Ausgewählter Abschnitt>
══════════════════════════════

# cs 1.6



## over|lord|94 (19. Oktober 2008)

Moin... wenn ich bei 1.6 über steam auf servern zocken will, steht da nur "your dlll (client.dll) differs fromthe server... was kann man dagegen tun???


----------



## kays (19. Oktober 2008)

Dies bedeutet, dass du einen Server joinen willst, der eine andere CS Version laufen hat, oder es liegt daran, dass du selbst noch eine ältere CS Version installiert hast.
Lösung: Auf die neuste CS Version updaten (http://www.counter-strike.de/mirror11.html).


----------



## emmaspapa (19. Oktober 2008)

Wobei Steam eigentlich die Version aktuell halten sollte


----------



## kays (19. Oktober 2008)

Nicht wenn man es deaktiviert hat


----------



## over|lord|94 (3. November 2008)

die site funzt net... 
na ja ist auch net die steam version........

══════════════════════════════

Erfasste Daten>

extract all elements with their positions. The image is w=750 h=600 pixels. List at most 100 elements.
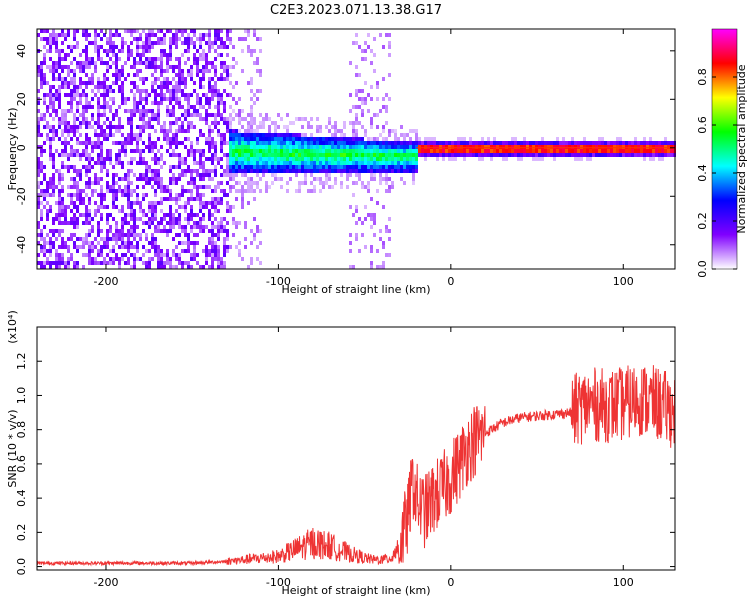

══════════════════════════════

Aufgabenstellung> Entnimm dem Forenthread zu CS 1.6 unverändert die Stelle, die mit „## over|lord|94 (19.“ beginnt und sich bis einschließlich „Version updaten (http://www.counter-strike.de/mirror11.html).“ fortsetzt.

Schriftliche Lösung>
## over|lord|94 (19. Oktober 2008)

Moin... wenn ich bei 1.6 über steam auf servern zocken will, steht da nur "your dlll (client.dll) differs fromthe server... was kann man dagegen tun???


----------



## kays (19. Oktober 2008)

Dies bedeutet, dass du einen Server joinen willst, der eine andere CS Version laufen hat, oder es liegt daran, dass du selbst noch eine ältere CS Version installiert hast.
Lösung: Auf die neuste CS Version updaten (http://www.counter-strike.de/mirror11.html).